» **Tarefa 1**
No texto sobre compliance documental em M&A, qual percentual das transações de M&A no Brasil nos últimos cinco anos enfrentou atrasos significativos?
» **Tarefa 2**
Reproduza o trecho do texto sobre compliance documental em M&A, começando em "Falhas de Compliance" e seguindo até "confiança dos investidores.".

» **Texto extraído**
········
Você sabia que uma certidão vencida pode travar uma operação bilionária de M&A?
Falhas de Compliance documental continuam sendo um dos principais entraves nas operações de fusões e aquisições no Brasil, capazes de reduzir o valuation de empresas em até 15% e atrasar metade das transações em andamento. Apesar da relevância, muitas companhias ainda tratam a gestão documental como uma atividade operacional, quando na prática ela é um pilar estratégico para garantir a atratividade de um negócio e a confiança dos investidores.
Levantamentos recentes mostram que 52% das transações de M&A no país, nos últimos cinco anos, enfrentaram atrasos significativos em razão de inconsistências em documentação e governança. Situações aparentemente simples, como certidões vencidas, divergências cadastrais em órgãos oficiais, registros desatualizados em juntas comerciais ou mesmo inconsistências societárias, já foram suficientes para gerar custos adicionais, perda de credibilidade e até exigência de cláusulas contratuais mais duras, como retenções financeiras, escrows prolongados e garantias pessoais de sócios.
········
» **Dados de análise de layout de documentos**
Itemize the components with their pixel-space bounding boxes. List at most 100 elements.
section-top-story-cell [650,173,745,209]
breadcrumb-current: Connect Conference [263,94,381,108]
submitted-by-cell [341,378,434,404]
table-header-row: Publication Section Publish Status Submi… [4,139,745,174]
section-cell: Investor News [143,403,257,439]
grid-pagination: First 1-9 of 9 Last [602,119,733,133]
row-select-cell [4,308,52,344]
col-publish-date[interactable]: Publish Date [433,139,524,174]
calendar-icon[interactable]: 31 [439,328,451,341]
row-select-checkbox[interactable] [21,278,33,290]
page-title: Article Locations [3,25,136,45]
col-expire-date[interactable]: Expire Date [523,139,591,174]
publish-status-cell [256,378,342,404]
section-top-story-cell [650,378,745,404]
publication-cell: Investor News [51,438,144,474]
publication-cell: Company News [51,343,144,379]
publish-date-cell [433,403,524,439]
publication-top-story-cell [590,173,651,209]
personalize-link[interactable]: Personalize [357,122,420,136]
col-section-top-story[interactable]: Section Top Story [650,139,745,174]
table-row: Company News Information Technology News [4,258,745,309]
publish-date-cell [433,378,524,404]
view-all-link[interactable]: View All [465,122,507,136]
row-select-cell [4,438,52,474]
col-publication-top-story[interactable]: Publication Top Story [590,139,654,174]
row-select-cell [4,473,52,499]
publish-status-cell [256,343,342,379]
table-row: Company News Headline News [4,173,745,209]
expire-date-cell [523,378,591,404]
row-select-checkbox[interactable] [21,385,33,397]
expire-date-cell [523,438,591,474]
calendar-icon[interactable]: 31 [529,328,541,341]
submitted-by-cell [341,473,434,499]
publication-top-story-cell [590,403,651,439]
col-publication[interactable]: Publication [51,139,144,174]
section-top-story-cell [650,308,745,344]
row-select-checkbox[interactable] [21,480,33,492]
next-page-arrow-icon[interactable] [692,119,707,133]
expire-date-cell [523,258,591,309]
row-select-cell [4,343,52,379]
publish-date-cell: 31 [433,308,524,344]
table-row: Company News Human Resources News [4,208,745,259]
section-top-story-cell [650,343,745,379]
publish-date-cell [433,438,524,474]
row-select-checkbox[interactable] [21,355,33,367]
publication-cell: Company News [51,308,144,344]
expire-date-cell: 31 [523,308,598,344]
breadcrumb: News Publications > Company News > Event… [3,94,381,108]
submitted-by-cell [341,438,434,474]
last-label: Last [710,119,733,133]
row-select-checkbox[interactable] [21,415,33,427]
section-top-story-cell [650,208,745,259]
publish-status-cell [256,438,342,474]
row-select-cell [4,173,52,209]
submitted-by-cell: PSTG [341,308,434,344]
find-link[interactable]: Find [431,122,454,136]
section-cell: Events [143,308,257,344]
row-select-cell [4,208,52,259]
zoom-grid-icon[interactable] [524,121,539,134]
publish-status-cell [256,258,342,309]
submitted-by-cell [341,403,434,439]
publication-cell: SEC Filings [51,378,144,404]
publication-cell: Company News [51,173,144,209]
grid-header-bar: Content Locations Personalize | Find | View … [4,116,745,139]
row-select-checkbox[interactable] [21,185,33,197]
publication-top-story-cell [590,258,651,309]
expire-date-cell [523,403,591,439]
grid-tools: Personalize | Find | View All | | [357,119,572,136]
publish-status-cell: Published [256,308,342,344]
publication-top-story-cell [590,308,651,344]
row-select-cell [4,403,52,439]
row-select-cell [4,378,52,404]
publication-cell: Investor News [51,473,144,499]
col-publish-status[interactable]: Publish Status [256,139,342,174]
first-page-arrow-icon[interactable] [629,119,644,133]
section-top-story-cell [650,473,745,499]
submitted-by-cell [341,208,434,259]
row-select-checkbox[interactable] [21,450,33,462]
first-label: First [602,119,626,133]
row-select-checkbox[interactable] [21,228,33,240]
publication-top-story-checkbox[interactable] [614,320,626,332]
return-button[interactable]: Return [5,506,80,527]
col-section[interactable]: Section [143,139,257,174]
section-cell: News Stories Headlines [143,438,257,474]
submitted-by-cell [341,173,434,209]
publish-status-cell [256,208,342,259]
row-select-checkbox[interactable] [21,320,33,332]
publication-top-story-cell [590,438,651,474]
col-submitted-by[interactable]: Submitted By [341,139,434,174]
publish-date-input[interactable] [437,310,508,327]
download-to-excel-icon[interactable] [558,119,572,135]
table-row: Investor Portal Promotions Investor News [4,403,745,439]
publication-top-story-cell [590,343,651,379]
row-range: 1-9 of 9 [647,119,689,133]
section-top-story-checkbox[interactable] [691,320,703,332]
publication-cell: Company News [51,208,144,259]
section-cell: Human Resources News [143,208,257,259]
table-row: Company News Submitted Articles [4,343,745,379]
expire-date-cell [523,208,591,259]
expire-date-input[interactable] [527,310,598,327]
········
» **Sua resposta 1**
52%

» **Sua resposta 2**
Falhas de Compliance documental continuam sendo um dos principais entraves nas operações de fusões e aquisições no Brasil, capazes de reduzir o valuation de empresas em até 15% e atrasar metade das transações em andamento. Apesar da relevância, muitas companhias ainda tratam a gestão documental como uma atividade operacional, quando na prática ela é um pilar estratégico para garantir a atratividade de um negócio e a confiança dos investidores.